● YOUR OBJECTIVE: Without the pictures, set down the records below word for word.

**** DATASET EXTRACT ****

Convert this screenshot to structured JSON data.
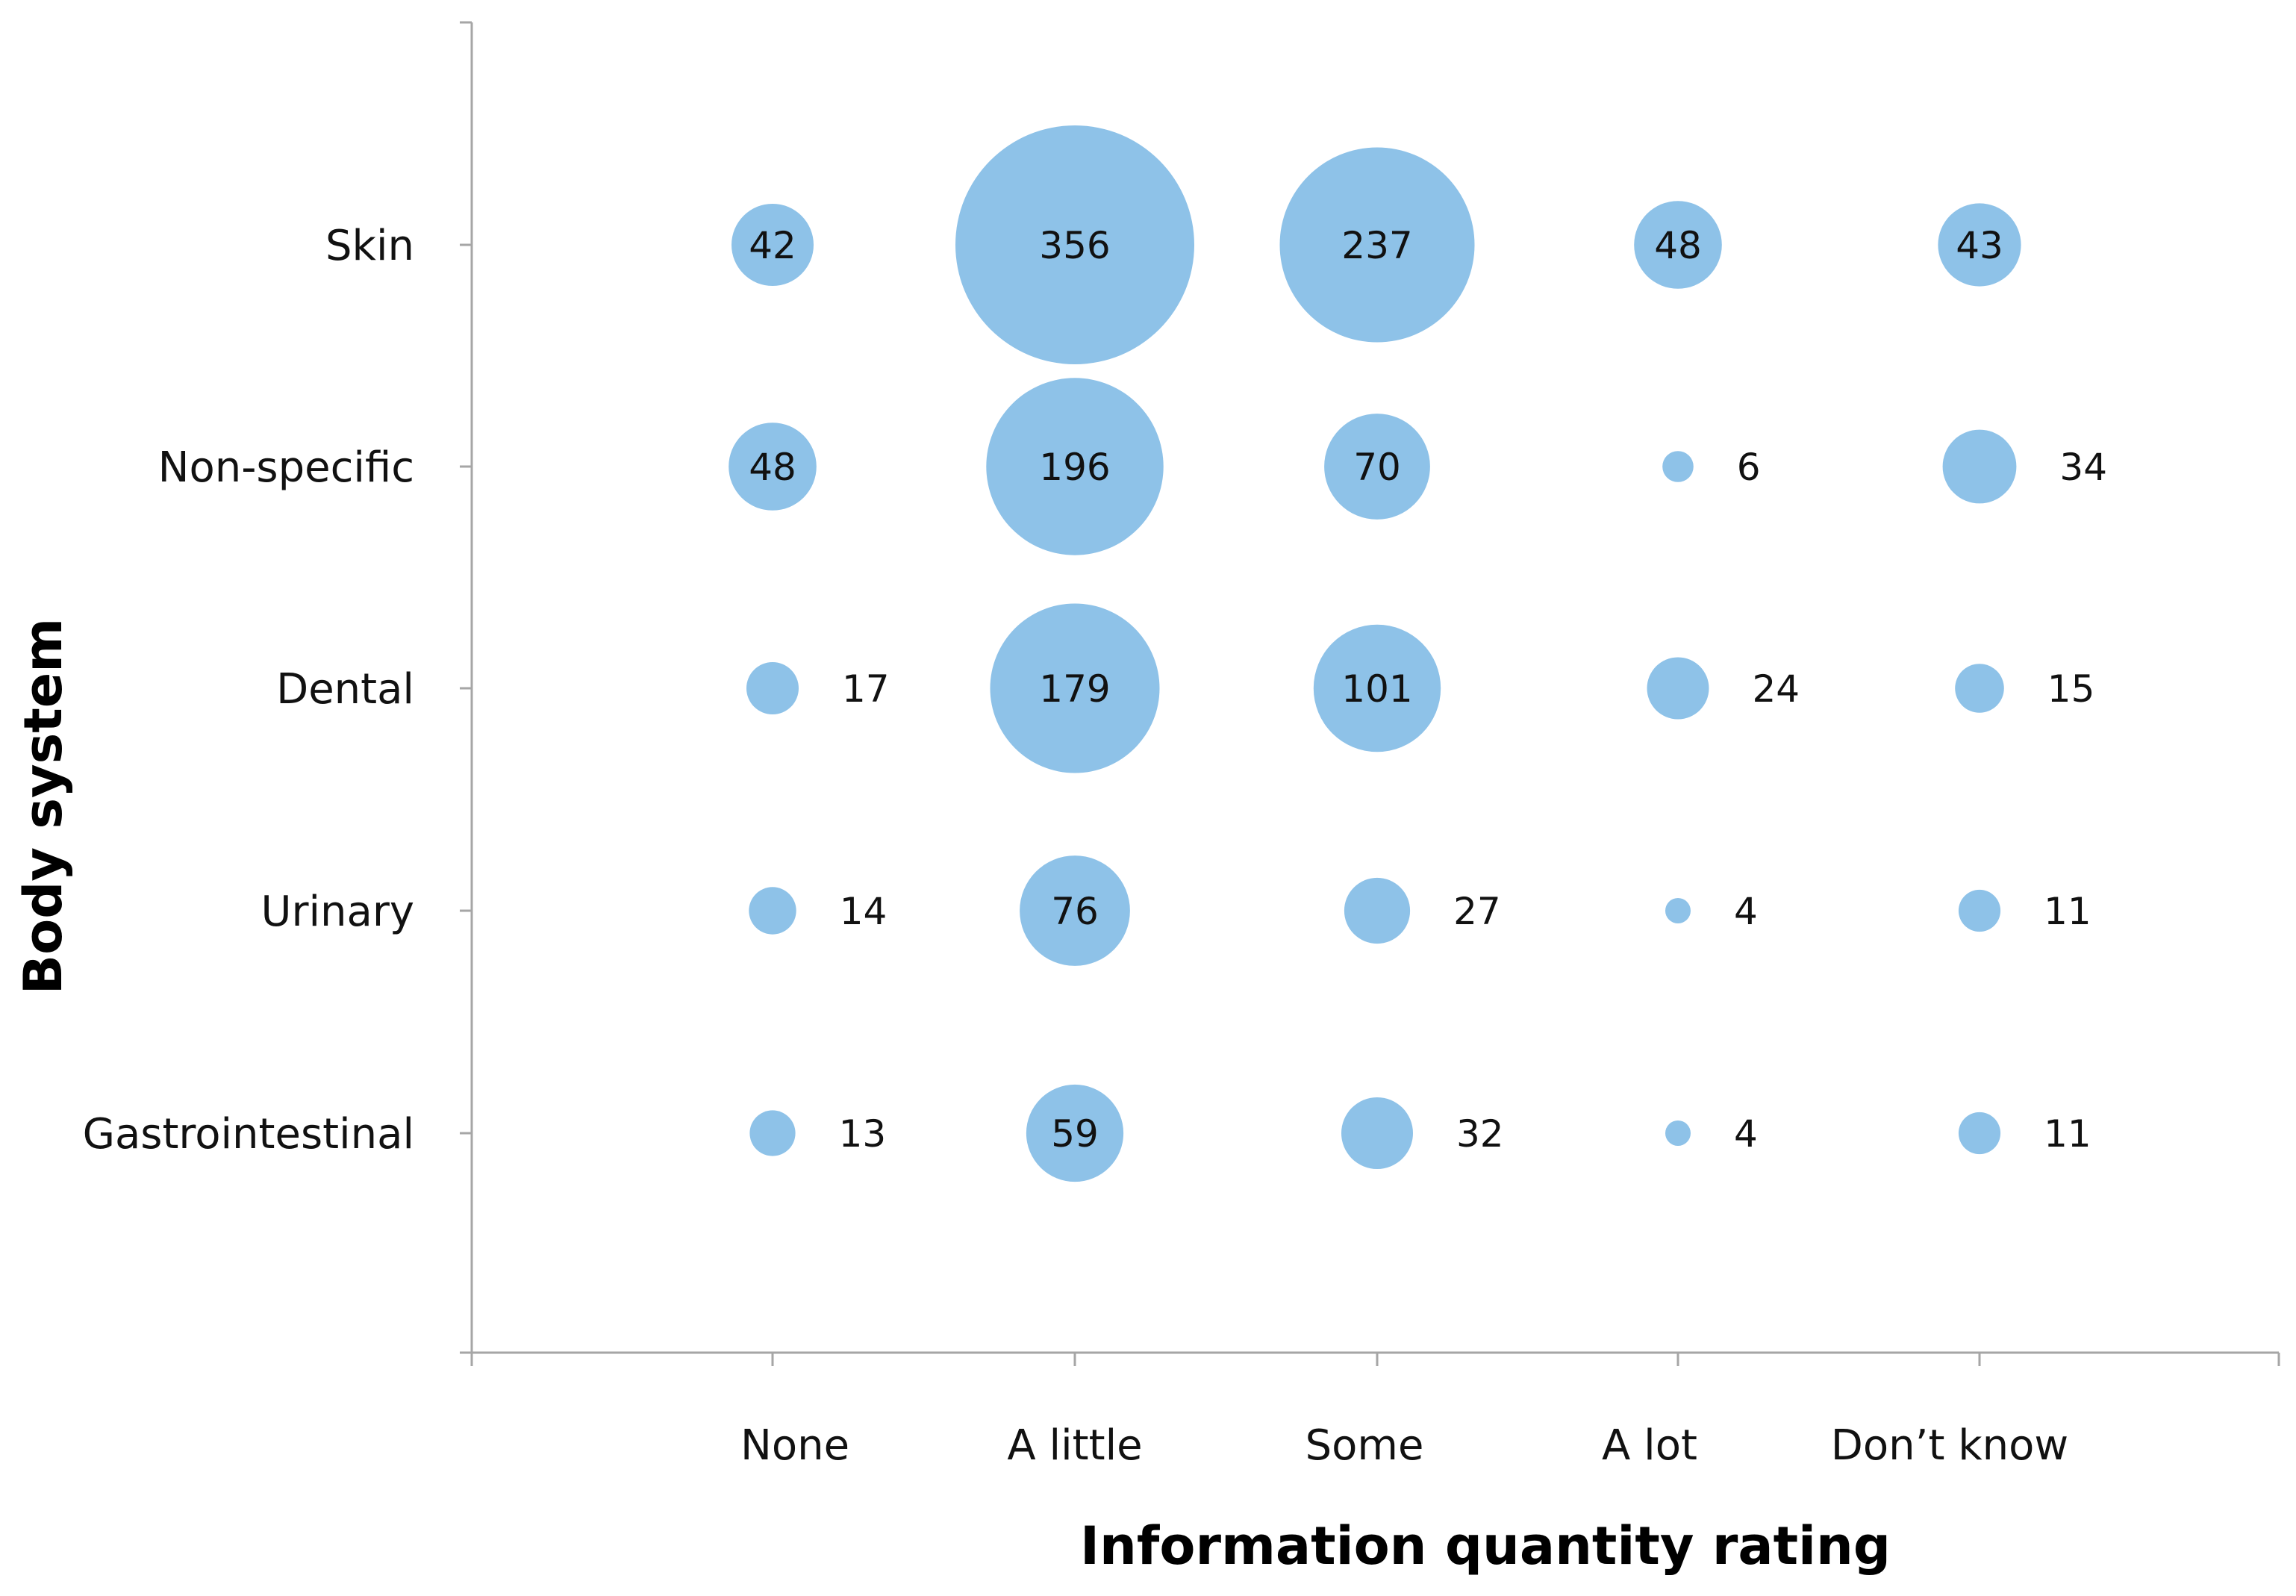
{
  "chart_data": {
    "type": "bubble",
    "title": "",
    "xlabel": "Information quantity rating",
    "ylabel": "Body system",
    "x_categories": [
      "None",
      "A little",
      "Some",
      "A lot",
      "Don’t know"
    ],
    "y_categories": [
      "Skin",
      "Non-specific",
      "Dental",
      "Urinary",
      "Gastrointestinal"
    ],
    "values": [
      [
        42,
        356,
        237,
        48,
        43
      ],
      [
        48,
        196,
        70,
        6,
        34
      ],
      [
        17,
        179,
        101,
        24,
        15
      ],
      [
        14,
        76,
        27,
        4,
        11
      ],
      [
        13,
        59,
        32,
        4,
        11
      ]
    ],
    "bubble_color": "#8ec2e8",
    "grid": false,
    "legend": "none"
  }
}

****

● EXPECTED OUTPUT:
Convert this screenshot to structured JSON data.
{
  "chart_data": {
    "type": "bubble",
    "title": "",
    "xlabel": "Information quantity rating",
    "ylabel": "Body system",
    "x_categories": [
      "None",
      "A little",
      "Some",
      "A lot",
      "Don’t know"
    ],
    "y_categories": [
      "Skin",
      "Non-specific",
      "Dental",
      "Urinary",
      "Gastrointestinal"
    ],
    "values": [
      [
        42,
        356,
        237,
        48,
        43
      ],
      [
        48,
        196,
        70,
        6,
        34
      ],
      [
        17,
        179,
        101,
        24,
        15
      ],
      [
        14,
        76,
        27,
        4,
        11
      ],
      [
        13,
        59,
        32,
        4,
        11
      ]
    ],
    "bubble_color": "#8ec2e8",
    "grid": false,
    "legend": "none"
  }
}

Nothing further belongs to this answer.